- [The request]
Reproduce these lines word for word, beginning with the first one and continuing through the line containing "bar-users-lsd xyxy=(1015,504,1055,550)".

- [Material provided]
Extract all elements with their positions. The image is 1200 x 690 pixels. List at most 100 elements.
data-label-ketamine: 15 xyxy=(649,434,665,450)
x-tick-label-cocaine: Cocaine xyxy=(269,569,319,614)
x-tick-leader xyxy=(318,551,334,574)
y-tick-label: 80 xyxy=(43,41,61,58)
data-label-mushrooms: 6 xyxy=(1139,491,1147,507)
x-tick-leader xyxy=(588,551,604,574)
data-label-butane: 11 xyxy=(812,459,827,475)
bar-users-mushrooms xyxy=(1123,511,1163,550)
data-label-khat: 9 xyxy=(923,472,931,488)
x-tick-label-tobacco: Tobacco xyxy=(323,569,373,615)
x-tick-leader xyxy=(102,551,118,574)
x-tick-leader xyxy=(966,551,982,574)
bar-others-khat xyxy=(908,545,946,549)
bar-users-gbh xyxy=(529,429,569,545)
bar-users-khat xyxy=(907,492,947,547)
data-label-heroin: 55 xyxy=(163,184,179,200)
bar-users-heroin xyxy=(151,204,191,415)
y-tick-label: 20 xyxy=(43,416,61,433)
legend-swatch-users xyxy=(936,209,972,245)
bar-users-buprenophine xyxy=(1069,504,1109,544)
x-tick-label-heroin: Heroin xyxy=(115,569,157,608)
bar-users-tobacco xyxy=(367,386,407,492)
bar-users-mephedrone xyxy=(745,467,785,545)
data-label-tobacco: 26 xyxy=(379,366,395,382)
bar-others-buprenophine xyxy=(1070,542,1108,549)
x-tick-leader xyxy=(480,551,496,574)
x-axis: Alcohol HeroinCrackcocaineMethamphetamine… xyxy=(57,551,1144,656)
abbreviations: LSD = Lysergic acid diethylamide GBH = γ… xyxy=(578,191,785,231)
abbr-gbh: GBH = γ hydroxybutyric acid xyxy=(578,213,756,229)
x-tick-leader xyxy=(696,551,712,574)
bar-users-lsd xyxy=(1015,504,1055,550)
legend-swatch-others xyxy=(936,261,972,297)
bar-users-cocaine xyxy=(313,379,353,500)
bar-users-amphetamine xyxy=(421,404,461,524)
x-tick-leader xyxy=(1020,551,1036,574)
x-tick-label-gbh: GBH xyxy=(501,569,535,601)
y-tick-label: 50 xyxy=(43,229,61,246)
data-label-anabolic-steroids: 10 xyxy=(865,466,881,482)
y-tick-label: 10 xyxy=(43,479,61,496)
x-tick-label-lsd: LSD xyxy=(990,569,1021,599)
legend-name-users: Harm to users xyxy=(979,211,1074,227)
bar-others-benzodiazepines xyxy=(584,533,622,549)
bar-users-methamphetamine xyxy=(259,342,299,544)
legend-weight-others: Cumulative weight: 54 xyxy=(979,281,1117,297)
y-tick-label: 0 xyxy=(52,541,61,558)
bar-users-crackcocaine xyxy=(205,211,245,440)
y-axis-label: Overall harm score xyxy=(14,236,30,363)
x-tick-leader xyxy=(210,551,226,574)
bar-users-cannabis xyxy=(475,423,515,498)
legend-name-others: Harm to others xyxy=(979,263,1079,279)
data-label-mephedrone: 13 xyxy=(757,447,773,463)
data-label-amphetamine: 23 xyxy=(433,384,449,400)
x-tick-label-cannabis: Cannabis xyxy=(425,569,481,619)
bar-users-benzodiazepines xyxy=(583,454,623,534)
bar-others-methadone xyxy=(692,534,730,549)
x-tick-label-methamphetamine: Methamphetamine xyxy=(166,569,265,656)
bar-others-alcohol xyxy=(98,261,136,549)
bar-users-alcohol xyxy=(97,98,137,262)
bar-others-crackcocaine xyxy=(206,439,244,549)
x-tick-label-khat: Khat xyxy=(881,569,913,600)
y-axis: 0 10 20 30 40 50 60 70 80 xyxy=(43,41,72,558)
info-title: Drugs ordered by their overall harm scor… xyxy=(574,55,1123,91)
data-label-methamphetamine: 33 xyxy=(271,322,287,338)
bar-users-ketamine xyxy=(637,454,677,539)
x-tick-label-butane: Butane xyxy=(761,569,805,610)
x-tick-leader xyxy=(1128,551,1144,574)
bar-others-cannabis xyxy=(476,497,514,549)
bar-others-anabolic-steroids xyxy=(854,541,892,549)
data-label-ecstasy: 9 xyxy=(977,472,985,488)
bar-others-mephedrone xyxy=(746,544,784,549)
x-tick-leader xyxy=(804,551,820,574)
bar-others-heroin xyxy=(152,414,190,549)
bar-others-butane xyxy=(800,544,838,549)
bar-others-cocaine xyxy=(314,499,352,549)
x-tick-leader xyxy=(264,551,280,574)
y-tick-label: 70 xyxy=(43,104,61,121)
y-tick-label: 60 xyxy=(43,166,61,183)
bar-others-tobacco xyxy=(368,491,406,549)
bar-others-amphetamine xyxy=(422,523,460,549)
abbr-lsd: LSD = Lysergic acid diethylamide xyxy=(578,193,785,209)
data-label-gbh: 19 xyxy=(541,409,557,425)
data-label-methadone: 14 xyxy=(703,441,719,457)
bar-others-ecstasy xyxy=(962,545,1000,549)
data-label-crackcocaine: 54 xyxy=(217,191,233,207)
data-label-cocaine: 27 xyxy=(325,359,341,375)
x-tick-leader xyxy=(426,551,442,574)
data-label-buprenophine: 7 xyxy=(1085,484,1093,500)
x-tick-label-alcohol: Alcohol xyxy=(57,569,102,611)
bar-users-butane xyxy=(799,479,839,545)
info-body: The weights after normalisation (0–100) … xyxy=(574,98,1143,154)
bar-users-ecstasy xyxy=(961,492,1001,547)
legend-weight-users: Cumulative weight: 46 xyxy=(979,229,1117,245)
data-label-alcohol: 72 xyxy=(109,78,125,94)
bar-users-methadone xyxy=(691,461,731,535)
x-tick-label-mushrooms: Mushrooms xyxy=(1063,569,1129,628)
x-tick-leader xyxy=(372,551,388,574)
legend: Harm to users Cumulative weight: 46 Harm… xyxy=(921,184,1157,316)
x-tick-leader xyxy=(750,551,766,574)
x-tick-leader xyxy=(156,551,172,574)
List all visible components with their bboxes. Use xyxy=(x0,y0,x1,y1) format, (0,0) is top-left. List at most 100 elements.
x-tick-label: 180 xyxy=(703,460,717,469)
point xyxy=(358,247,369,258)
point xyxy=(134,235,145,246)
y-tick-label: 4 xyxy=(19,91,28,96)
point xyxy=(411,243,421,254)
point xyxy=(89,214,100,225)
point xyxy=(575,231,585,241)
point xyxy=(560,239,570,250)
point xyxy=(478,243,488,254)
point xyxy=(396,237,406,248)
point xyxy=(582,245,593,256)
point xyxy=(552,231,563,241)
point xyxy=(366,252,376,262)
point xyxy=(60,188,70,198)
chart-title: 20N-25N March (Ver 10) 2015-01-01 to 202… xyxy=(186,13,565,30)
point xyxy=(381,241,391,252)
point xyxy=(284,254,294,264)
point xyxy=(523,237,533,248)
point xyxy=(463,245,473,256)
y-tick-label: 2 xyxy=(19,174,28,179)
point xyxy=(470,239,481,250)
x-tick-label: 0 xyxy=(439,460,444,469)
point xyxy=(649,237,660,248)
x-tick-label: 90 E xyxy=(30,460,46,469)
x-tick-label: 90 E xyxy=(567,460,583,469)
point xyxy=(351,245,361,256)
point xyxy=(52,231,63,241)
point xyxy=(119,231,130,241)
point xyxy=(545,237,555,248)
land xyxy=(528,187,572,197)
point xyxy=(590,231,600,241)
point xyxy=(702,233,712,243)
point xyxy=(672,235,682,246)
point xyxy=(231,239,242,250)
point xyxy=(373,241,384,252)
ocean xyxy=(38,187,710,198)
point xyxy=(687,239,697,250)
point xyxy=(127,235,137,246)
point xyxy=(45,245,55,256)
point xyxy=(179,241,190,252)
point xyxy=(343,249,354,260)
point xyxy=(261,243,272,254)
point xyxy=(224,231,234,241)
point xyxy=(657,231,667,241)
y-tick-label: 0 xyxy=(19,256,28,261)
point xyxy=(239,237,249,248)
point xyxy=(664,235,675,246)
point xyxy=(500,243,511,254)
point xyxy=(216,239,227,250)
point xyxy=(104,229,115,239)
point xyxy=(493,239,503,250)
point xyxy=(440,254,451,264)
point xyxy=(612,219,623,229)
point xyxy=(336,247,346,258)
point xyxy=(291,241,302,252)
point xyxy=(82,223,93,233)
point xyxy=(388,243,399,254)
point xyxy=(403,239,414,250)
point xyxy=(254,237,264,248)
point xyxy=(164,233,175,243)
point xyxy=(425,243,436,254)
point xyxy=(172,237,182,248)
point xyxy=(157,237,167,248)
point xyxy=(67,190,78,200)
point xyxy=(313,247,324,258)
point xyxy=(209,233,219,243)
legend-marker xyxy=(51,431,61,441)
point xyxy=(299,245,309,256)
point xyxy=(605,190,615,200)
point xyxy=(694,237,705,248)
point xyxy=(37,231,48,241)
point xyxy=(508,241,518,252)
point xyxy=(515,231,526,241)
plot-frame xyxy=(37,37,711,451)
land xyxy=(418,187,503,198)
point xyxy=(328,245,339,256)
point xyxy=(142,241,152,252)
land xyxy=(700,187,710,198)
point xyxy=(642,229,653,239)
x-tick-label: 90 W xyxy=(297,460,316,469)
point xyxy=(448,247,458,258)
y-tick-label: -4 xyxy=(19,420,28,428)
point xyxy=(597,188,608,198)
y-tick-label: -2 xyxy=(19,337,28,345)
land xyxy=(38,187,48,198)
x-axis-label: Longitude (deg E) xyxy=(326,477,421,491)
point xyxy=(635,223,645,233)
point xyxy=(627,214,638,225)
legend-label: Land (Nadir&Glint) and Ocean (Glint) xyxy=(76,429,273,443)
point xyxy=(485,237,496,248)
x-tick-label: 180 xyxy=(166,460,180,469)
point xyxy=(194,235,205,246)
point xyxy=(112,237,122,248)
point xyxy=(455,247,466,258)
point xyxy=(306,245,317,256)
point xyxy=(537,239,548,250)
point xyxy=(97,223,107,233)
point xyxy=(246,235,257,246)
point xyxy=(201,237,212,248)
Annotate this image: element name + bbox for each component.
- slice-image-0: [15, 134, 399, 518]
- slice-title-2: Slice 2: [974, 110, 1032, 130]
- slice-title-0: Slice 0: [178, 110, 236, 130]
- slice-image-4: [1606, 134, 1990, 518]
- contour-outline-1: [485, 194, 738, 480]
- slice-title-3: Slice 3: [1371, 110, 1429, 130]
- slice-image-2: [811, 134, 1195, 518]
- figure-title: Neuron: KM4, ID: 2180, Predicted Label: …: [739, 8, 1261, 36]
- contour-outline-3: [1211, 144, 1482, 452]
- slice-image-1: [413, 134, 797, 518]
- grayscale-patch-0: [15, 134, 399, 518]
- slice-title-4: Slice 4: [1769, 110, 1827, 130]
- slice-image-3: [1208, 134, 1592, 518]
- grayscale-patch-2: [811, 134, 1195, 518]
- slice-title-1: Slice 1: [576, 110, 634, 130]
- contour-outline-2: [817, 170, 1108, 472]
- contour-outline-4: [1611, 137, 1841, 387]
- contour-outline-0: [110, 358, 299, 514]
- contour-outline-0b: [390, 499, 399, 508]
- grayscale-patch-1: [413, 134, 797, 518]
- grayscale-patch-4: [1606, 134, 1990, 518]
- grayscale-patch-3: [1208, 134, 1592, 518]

- [Complete answer]
Extract all elements with their positions. The image is 1200 x 690 pixels. List at most 100 elements.
data-label-ketamine: 15 xyxy=(649,434,665,450)
x-tick-label-cocaine: Cocaine xyxy=(269,569,319,614)
x-tick-leader xyxy=(318,551,334,574)
y-tick-label: 80 xyxy=(43,41,61,58)
data-label-mushrooms: 6 xyxy=(1139,491,1147,507)
x-tick-leader xyxy=(588,551,604,574)
data-label-butane: 11 xyxy=(812,459,827,475)
bar-users-mushrooms xyxy=(1123,511,1163,550)
data-label-khat: 9 xyxy=(923,472,931,488)
x-tick-label-tobacco: Tobacco xyxy=(323,569,373,615)
x-tick-leader xyxy=(102,551,118,574)
x-tick-leader xyxy=(966,551,982,574)
bar-others-khat xyxy=(908,545,946,549)
bar-users-gbh xyxy=(529,429,569,545)
bar-users-khat xyxy=(907,492,947,547)
data-label-heroin: 55 xyxy=(163,184,179,200)
bar-users-heroin xyxy=(151,204,191,415)
y-tick-label: 20 xyxy=(43,416,61,433)
legend-swatch-users xyxy=(936,209,972,245)
bar-users-buprenophine xyxy=(1069,504,1109,544)
x-tick-label-heroin: Heroin xyxy=(115,569,157,608)
bar-users-tobacco xyxy=(367,386,407,492)
bar-users-mephedrone xyxy=(745,467,785,545)
data-label-tobacco: 26 xyxy=(379,366,395,382)
bar-others-buprenophine xyxy=(1070,542,1108,549)
x-tick-leader xyxy=(480,551,496,574)
x-axis: Alcohol HeroinCrackcocaineMethamphetamine… xyxy=(57,551,1144,656)
abbreviations: LSD = Lysergic acid diethylamide GBH = γ… xyxy=(578,191,785,231)
abbr-gbh: GBH = γ hydroxybutyric acid xyxy=(578,213,756,229)
x-tick-leader xyxy=(696,551,712,574)
bar-users-lsd xyxy=(1015,504,1055,550)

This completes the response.